[START]
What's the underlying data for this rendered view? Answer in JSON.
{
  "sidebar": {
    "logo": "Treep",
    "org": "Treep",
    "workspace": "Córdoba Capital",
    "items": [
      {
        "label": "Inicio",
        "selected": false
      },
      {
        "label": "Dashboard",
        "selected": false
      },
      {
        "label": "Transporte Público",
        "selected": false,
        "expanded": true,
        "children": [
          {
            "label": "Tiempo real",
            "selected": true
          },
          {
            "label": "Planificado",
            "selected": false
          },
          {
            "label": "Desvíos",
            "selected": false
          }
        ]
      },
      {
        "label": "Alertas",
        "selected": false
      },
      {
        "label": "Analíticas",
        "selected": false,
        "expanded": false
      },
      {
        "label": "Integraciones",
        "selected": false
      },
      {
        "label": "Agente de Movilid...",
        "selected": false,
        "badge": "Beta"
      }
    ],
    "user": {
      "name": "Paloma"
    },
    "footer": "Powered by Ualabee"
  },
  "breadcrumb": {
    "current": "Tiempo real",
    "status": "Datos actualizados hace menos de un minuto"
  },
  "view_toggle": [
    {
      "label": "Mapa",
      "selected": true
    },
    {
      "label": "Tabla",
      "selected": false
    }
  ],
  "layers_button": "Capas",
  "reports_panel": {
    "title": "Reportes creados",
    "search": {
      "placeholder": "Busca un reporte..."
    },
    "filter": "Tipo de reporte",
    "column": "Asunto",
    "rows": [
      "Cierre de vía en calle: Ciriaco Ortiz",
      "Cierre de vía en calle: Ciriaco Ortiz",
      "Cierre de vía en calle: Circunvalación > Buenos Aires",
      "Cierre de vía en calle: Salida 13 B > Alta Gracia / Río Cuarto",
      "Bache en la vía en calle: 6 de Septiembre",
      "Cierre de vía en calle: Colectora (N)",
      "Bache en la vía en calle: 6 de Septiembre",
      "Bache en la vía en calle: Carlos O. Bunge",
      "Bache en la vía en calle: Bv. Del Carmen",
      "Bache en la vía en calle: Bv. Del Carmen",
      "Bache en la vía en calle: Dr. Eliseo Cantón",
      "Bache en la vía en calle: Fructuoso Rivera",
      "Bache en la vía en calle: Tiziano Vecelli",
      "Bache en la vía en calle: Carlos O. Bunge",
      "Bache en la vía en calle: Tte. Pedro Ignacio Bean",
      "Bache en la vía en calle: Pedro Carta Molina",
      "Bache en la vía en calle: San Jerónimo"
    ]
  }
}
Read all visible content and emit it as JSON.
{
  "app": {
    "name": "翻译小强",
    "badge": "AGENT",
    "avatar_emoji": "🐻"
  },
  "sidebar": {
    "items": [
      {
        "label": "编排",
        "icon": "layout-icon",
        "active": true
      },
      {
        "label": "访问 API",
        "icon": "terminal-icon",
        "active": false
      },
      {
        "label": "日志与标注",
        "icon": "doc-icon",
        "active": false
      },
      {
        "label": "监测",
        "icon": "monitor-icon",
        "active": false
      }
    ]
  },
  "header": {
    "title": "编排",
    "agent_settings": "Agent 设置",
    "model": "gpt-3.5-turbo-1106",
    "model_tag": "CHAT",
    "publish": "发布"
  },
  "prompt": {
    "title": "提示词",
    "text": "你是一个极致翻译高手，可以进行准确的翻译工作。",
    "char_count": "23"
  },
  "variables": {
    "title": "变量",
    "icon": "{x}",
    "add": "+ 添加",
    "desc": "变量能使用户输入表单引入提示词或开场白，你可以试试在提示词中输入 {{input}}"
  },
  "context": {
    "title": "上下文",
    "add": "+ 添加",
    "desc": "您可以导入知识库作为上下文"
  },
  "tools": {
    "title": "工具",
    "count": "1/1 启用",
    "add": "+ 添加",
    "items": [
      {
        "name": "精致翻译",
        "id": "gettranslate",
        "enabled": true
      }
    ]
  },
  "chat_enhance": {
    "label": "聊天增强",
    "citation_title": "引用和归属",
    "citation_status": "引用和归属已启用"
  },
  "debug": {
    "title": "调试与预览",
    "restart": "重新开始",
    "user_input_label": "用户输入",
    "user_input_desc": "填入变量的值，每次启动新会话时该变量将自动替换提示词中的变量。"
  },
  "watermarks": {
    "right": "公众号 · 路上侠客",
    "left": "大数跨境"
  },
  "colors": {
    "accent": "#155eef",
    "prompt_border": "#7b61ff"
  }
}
[END]
◆ Aim
In the material above, find the lines that contain "JSON" and show them.

◆ Correct output
What's the underlying data for this rendered view? Answer in JSON.
Read all visible content and emit it as JSON.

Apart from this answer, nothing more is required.